─── Data excerpts

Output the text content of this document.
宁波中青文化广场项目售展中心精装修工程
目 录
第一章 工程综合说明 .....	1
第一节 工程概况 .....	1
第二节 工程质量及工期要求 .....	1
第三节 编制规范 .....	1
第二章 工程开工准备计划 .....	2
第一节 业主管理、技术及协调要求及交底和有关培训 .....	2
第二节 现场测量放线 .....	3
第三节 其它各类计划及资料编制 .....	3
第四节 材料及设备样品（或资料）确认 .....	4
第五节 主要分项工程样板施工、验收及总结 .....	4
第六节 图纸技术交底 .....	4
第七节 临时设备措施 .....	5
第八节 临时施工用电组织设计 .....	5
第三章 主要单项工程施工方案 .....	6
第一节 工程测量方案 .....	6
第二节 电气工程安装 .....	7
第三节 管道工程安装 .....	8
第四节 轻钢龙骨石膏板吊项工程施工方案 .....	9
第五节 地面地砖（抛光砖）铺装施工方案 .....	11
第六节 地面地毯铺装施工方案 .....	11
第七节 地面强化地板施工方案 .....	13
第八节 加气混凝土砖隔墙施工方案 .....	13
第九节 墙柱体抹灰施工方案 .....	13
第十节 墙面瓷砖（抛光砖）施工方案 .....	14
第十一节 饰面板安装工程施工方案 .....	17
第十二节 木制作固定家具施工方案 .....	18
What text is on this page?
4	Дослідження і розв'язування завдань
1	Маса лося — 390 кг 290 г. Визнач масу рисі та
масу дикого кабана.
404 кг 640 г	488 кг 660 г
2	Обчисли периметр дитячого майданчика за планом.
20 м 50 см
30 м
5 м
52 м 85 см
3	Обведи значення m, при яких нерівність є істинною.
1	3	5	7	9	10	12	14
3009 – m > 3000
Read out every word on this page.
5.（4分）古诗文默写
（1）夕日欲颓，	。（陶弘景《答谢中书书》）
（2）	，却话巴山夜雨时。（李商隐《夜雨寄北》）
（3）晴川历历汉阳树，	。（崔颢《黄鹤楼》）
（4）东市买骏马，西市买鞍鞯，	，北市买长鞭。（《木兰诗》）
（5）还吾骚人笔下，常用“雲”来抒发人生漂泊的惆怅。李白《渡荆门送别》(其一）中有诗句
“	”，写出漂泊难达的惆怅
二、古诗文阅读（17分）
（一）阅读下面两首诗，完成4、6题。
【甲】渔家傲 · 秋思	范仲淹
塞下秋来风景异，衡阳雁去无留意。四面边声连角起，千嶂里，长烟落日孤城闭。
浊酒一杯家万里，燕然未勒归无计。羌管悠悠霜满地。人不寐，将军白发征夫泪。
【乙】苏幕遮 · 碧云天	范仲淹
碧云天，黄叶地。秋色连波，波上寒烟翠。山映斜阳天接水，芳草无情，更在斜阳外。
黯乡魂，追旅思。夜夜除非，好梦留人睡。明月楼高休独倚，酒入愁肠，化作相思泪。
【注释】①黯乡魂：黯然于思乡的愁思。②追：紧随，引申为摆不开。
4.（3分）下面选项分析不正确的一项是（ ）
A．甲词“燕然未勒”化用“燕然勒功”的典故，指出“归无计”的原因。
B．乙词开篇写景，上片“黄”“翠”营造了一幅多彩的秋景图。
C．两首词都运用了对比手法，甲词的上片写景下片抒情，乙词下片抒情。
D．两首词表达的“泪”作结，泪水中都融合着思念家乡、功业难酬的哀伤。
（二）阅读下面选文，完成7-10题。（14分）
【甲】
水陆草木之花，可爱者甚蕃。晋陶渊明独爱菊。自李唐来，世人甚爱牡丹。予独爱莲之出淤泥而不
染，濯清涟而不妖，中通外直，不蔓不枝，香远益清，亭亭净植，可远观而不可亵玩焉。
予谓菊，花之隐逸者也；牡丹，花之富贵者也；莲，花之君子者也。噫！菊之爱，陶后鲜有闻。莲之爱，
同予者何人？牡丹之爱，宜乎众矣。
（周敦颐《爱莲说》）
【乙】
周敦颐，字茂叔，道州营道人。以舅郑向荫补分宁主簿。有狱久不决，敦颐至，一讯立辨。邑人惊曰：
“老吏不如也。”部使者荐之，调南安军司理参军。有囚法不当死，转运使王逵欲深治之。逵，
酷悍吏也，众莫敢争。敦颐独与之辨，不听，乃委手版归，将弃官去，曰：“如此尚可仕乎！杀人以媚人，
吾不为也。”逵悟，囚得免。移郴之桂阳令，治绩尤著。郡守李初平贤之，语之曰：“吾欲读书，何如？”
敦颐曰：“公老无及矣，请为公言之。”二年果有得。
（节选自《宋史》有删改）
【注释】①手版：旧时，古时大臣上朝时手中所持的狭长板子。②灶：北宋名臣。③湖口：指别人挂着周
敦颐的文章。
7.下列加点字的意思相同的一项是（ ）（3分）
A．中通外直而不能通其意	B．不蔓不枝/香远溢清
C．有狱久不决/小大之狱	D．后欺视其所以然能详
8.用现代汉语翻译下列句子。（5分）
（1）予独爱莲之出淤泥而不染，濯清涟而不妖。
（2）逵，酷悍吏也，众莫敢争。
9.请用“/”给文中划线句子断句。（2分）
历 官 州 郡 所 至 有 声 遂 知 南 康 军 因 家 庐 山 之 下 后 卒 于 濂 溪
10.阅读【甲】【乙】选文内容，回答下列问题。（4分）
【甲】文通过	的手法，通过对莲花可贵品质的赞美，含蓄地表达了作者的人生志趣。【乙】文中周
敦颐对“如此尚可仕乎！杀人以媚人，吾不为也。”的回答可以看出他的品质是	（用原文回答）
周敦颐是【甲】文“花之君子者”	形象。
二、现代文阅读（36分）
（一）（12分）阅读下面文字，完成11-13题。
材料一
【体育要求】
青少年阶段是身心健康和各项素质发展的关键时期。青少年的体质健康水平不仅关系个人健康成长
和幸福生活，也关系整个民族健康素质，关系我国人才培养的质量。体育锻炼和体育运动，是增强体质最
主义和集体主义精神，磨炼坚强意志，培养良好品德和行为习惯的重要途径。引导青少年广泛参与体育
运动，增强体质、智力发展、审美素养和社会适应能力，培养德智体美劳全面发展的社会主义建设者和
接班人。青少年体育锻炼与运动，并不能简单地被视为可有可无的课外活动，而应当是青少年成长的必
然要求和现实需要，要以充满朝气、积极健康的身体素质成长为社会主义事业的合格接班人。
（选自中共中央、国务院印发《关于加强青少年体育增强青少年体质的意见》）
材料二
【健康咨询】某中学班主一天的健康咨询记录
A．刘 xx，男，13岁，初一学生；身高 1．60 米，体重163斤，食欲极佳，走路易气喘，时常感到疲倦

──────

§ **Task to carry out**: Each line above is to be repeated exactly.

§ **Result**:
Output the text content of this document.
宁波中青文化广场项目售展中心精装修工程
目 录
第一章 工程综合说明 .....	1
第一节 工程概况 .....	1
第二节 工程质量及工期要求 .....	1
第三节 编制规范 .....	1
第二章 工程开工准备计划 .....	2
第一节 业主管理、技术及协调要求及交底和有关培训 .....	2
第二节 现场测量放线 .....	3
第三节 其它各类计划及资料编制 .....	3
第四节 材料及设备样品（或资料）确认 .....	4
第五节 主要分项工程样板施工、验收及总结 .....	4
第六节 图纸技术交底 .....	4
第七节 临时设备措施 .....	5
第八节 临时施工用电组织设计 .....	5
第三章 主要单项工程施工方案 .....	6
第一节 工程测量方案 .....	6
第二节 电气工程安装 .....	7
第三节 管道工程安装 .....	8
第四节 轻钢龙骨石膏板吊项工程施工方案 .....	9
第五节 地面地砖（抛光砖）铺装施工方案 .....	11
第六节 地面地毯铺装施工方案 .....	11
第七节 地面强化地板施工方案 .....	13
第八节 加气混凝土砖隔墙施工方案 .....	13
第九节 墙柱体抹灰施工方案 .....	13
第十节 墙面瓷砖（抛光砖）施工方案 .....	14
第十一节 饰面板安装工程施工方案 .....	17
第十二节 木制作固定家具施工方案 .....	18
What text is on this page?
4	Дослідження і розв'язування завдань
1	Маса лося — 390 кг 290 г. Визнач масу рисі та
масу дикого кабана.
404 кг 640 г	488 кг 660 г
2	Обчисли периметр дитячого майданчика за планом.
20 м 50 см
30 м
5 м
52 м 85 см
3	Обведи значення m, при яких нерівність є істинною.
1	3	5	7	9	10	12	14
3009 – m > 3000
Read out every word on this page.
5.（4分）古诗文默写
（1）夕日欲颓，	。（陶弘景《答谢中书书》）
（2）	，却话巴山夜雨时。（李商隐《夜雨寄北》）
（3）晴川历历汉阳树，	。（崔颢《黄鹤楼》）
（4）东市买骏马，西市买鞍鞯，	，北市买长鞭。（《木兰诗》）
（5）还吾骚人笔下，常用“雲”来抒发人生漂泊的惆怅。李白《渡荆门送别》(其一）中有诗句
“	”，写出漂泊难达的惆怅
二、古诗文阅读（17分）
（一）阅读下面两首诗，完成4、6题。
【甲】渔家傲 · 秋思	范仲淹
塞下秋来风景异，衡阳雁去无留意。四面边声连角起，千嶂里，长烟落日孤城闭。
浊酒一杯家万里，燕然未勒归无计。羌管悠悠霜满地。人不寐，将军白发征夫泪。
【乙】苏幕遮 · 碧云天	范仲淹
碧云天，黄叶地。秋色连波，波上寒烟翠。山映斜阳天接水，芳草无情，更在斜阳外。
黯乡魂，追旅思。夜夜除非，好梦留人睡。明月楼高休独倚，酒入愁肠，化作相思泪。
【注释】①黯乡魂：黯然于思乡的愁思。②追：紧随，引申为摆不开。
4.（3分）下面选项分析不正确的一项是（ ）
A．甲词“燕然未勒”化用“燕然勒功”的典故，指出“归无计”的原因。
B．乙词开篇写景，上片“黄”“翠”营造了一幅多彩的秋景图。
C．两首词都运用了对比手法，甲词的上片写景下片抒情，乙词下片抒情。
D．两首词表达的“泪”作结，泪水中都融合着思念家乡、功业难酬的哀伤。
（二）阅读下面选文，完成7-10题。（14分）
【甲】
水陆草木之花，可爱者甚蕃。晋陶渊明独爱菊。自李唐来，世人甚爱牡丹。予独爱莲之出淤泥而不
染，濯清涟而不妖，中通外直，不蔓不枝，香远益清，亭亭净植，可远观而不可亵玩焉。
予谓菊，花之隐逸者也；牡丹，花之富贵者也；莲，花之君子者也。噫！菊之爱，陶后鲜有闻。莲之爱，
同予者何人？牡丹之爱，宜乎众矣。
（周敦颐《爱莲说》）
【乙】
周敦颐，字茂叔，道州营道人。以舅郑向荫补分宁主簿。有狱久不决，敦颐至，一讯立辨。邑人惊曰：
“老吏不如也。”部使者荐之，调南安军司理参军。有囚法不当死，转运使王逵欲深治之。逵，
酷悍吏也，众莫敢争。敦颐独与之辨，不听，乃委手版归，将弃官去，曰：“如此尚可仕乎！杀人以媚人，
吾不为也。”逵悟，囚得免。移郴之桂阳令，治绩尤著。郡守李初平贤之，语之曰：“吾欲读书，何如？”
敦颐曰：“公老无及矣，请为公言之。”二年果有得。
（节选自《宋史》有删改）
【注释】①手版：旧时，古时大臣上朝时手中所持的狭长板子。②灶：北宋名臣。③湖口：指别人挂着周
敦颐的文章。
7.下列加点字的意思相同的一项是（ ）（3分）
A．中通外直而不能通其意	B．不蔓不枝/香远溢清
C．有狱久不决/小大之狱	D．后欺视其所以然能详
8.用现代汉语翻译下列句子。（5分）
（1）予独爱莲之出淤泥而不染，濯清涟而不妖。
（2）逵，酷悍吏也，众莫敢争。
9.请用“/”给文中划线句子断句。（2分）
历 官 州 郡 所 至 有 声 遂 知 南 康 军 因 家 庐 山 之 下 后 卒 于 濂 溪
10.阅读【甲】【乙】选文内容，回答下列问题。（4分）
【甲】文通过	的手法，通过对莲花可贵品质的赞美，含蓄地表达了作者的人生志趣。【乙】文中周
敦颐对“如此尚可仕乎！杀人以媚人，吾不为也。”的回答可以看出他的品质是	（用原文回答）
周敦颐是【甲】文“花之君子者”	形象。
二、现代文阅读（36分）
（一）（12分）阅读下面文字，完成11-13题。
材料一
【体育要求】
青少年阶段是身心健康和各项素质发展的关键时期。青少年的体质健康水平不仅关系个人健康成长
和幸福生活，也关系整个民族健康素质，关系我国人才培养的质量。体育锻炼和体育运动，是增强体质最
主义和集体主义精神，磨炼坚强意志，培养良好品德和行为习惯的重要途径。引导青少年广泛参与体育
运动，增强体质、智力发展、审美素养和社会适应能力，培养德智体美劳全面发展的社会主义建设者和
接班人。青少年体育锻炼与运动，并不能简单地被视为可有可无的课外活动，而应当是青少年成长的必
然要求和现实需要，要以充满朝气、积极健康的身体素质成长为社会主义事业的合格接班人。
（选自中共中央、国务院印发《关于加强青少年体育增强青少年体质的意见》）
材料二
【健康咨询】某中学班主一天的健康咨询记录
A．刘 xx，男，13岁，初一学生；身高 1．60 米，体重163斤，食欲极佳，走路易气喘，时常感到疲倦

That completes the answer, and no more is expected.